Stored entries

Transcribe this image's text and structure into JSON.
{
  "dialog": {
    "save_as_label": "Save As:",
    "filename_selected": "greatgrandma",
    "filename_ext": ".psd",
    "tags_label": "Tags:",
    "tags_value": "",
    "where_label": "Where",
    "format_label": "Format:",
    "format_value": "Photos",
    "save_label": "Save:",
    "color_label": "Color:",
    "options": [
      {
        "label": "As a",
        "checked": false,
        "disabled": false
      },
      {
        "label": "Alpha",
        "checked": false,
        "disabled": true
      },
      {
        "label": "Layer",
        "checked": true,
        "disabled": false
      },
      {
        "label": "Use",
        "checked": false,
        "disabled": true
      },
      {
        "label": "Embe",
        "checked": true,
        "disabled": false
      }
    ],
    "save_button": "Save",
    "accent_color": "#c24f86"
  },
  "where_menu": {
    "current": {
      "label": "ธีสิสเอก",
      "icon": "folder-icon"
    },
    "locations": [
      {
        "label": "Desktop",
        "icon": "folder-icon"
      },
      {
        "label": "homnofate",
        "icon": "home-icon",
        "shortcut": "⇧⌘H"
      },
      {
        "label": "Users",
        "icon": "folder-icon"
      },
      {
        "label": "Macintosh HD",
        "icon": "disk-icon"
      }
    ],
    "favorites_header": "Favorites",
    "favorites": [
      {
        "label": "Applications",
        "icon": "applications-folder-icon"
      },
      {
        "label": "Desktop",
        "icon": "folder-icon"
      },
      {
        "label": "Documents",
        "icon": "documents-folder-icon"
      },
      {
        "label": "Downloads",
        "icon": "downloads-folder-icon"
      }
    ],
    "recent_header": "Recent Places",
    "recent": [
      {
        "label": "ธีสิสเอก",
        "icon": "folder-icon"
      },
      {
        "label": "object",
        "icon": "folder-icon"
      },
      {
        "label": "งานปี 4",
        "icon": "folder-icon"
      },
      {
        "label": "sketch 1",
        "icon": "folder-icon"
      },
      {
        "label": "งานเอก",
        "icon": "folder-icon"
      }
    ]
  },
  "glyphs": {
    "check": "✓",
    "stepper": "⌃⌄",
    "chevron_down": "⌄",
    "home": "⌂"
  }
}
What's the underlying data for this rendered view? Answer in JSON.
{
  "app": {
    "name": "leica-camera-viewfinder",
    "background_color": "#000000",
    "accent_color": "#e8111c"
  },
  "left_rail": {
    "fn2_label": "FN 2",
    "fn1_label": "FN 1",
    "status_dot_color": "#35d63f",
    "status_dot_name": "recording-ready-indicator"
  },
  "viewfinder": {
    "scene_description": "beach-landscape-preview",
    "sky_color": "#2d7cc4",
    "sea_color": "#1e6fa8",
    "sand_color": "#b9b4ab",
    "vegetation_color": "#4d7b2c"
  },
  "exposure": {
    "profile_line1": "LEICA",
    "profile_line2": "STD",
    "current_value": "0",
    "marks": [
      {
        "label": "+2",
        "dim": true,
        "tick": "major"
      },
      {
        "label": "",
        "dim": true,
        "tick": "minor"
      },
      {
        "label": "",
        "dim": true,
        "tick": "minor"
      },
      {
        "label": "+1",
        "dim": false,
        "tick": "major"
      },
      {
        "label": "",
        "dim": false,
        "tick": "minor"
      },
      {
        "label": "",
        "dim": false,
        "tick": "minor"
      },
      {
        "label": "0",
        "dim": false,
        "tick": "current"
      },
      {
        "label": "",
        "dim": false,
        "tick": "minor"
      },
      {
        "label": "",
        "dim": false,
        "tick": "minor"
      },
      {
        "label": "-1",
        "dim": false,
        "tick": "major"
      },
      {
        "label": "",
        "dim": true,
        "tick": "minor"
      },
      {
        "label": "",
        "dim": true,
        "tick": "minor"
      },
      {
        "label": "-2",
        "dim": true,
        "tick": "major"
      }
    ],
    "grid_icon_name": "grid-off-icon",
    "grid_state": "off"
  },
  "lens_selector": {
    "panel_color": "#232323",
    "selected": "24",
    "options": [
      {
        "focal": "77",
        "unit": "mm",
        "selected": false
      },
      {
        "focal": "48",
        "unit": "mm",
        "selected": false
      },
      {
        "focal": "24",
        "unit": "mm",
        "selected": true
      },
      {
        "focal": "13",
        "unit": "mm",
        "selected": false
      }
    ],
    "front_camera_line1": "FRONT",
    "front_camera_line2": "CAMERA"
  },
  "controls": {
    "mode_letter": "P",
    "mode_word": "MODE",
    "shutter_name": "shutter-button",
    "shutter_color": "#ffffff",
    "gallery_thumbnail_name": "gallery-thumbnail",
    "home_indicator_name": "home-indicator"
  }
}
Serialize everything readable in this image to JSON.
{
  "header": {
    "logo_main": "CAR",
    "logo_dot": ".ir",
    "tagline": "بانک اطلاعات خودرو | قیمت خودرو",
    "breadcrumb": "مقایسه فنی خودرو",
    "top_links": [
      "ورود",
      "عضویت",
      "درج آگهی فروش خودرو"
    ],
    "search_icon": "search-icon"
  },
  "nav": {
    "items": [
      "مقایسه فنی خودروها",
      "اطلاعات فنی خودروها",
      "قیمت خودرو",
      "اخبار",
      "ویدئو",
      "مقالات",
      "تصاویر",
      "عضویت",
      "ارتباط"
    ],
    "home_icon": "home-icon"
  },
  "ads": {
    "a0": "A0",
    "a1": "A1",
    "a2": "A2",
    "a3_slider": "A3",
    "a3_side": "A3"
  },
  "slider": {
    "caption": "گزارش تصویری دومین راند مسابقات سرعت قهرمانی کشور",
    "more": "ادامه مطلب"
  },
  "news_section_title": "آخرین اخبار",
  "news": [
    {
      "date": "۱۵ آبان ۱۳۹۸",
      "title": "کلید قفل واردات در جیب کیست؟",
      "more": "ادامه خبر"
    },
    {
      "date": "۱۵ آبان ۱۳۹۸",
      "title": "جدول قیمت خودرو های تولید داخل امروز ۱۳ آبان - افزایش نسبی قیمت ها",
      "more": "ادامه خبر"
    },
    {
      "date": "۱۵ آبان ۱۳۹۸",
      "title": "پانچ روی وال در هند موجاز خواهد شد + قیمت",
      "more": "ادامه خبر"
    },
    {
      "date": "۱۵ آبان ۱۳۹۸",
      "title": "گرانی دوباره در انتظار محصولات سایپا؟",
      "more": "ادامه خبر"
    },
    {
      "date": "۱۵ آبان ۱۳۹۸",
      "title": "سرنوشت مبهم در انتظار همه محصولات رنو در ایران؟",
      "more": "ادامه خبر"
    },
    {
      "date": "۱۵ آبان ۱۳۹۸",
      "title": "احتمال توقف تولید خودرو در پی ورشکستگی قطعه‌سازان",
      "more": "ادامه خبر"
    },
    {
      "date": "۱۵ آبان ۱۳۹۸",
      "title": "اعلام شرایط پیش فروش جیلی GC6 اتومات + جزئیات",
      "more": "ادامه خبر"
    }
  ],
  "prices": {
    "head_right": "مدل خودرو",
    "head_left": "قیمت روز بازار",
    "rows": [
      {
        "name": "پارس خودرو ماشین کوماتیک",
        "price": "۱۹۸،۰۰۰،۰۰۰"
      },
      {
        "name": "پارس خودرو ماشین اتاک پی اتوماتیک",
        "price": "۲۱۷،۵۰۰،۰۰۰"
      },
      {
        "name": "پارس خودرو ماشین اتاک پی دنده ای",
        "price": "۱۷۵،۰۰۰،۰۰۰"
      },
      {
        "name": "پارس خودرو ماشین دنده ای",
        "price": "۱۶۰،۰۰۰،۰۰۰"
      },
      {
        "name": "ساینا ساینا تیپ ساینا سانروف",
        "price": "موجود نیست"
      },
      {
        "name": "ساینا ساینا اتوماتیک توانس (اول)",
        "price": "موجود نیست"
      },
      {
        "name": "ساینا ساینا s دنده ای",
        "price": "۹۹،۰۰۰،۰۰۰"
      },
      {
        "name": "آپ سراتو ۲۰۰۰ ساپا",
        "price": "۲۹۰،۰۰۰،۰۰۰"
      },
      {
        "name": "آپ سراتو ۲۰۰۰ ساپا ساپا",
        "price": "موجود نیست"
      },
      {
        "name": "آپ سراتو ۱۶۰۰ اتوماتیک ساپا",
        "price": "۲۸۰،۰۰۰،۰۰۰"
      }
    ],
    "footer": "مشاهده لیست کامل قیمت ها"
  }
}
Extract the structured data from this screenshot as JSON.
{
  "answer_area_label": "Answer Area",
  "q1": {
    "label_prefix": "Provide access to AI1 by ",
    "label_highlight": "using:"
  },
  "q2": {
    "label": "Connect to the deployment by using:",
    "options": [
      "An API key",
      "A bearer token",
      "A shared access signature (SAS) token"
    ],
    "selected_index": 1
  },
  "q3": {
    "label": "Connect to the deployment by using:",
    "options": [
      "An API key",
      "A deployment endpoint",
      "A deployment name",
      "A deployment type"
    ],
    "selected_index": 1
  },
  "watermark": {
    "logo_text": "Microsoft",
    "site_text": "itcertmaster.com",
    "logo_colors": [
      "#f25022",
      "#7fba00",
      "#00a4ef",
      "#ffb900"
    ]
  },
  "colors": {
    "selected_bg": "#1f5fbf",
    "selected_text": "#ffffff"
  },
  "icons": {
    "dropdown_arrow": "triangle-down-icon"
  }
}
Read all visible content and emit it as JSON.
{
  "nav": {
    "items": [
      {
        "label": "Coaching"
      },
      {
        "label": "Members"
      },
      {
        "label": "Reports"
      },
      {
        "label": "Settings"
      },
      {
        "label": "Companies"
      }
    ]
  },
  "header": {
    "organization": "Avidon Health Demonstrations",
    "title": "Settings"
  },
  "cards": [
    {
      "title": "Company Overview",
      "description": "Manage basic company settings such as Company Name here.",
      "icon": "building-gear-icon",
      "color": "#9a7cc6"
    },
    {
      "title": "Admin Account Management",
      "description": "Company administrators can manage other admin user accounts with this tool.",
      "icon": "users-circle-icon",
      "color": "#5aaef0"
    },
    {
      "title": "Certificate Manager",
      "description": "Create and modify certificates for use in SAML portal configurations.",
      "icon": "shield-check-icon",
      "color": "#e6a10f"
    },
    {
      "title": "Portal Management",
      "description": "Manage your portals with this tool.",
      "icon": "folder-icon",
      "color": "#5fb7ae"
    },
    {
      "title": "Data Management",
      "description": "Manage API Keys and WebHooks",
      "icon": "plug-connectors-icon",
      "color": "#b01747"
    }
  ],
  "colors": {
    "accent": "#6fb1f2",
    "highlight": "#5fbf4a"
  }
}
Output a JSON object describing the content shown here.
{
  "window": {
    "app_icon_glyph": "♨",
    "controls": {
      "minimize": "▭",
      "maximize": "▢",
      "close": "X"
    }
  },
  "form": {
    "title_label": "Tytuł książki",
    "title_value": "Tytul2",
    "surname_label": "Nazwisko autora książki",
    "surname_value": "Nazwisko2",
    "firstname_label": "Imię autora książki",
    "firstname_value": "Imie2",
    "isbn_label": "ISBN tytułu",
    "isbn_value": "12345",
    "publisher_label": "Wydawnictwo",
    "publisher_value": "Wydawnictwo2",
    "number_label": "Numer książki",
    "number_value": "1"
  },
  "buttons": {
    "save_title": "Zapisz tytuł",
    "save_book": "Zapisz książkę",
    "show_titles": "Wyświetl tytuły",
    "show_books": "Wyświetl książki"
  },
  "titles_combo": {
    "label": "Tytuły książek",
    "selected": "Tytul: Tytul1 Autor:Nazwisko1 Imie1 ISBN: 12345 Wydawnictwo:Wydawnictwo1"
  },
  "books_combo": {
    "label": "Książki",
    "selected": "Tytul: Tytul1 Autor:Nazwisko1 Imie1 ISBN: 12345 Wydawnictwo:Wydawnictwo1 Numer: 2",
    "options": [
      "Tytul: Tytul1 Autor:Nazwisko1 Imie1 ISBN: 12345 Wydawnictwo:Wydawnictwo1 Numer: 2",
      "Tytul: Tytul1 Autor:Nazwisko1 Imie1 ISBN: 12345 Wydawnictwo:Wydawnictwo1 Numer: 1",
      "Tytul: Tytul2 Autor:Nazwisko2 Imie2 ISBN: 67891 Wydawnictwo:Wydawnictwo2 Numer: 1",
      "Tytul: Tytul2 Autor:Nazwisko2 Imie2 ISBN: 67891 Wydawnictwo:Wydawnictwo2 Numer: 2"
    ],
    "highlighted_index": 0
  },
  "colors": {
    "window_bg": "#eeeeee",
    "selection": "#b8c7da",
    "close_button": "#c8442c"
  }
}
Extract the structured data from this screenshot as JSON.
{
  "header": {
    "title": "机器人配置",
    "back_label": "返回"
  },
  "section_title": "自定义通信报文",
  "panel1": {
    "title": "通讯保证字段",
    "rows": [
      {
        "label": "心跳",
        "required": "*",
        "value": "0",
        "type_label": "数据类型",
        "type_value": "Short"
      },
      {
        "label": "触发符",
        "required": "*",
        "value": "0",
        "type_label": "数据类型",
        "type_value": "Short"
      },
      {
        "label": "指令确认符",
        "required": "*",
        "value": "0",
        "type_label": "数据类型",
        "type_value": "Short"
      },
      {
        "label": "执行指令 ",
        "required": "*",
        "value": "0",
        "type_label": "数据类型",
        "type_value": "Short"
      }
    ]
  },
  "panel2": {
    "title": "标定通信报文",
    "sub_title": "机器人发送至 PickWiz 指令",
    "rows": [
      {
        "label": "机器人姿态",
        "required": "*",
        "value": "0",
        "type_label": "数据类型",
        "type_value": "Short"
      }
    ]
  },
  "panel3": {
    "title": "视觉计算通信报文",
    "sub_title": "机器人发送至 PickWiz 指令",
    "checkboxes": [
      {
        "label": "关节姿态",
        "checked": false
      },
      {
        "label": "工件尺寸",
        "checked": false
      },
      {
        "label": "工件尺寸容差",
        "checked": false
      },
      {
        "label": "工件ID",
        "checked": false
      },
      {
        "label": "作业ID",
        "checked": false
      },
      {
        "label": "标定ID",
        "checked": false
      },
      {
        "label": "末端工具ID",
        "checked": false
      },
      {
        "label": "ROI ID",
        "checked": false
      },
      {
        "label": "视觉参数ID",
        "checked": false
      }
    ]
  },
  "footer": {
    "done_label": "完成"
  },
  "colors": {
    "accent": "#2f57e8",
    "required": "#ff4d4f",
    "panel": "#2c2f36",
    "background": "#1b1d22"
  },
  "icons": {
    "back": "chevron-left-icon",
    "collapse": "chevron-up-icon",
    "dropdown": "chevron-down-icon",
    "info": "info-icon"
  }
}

> WHAT THE TASK REQUIRES:
Using the records above, copy every line that has the word "انتظار" in it.

> RESULT OF THE EXERCISE:
      "title": "گرانی دوباره در انتظار محصولات سایپا؟",
      "title": "سرنوشت مبهم در انتظار همه محصولات رنو در ایران؟",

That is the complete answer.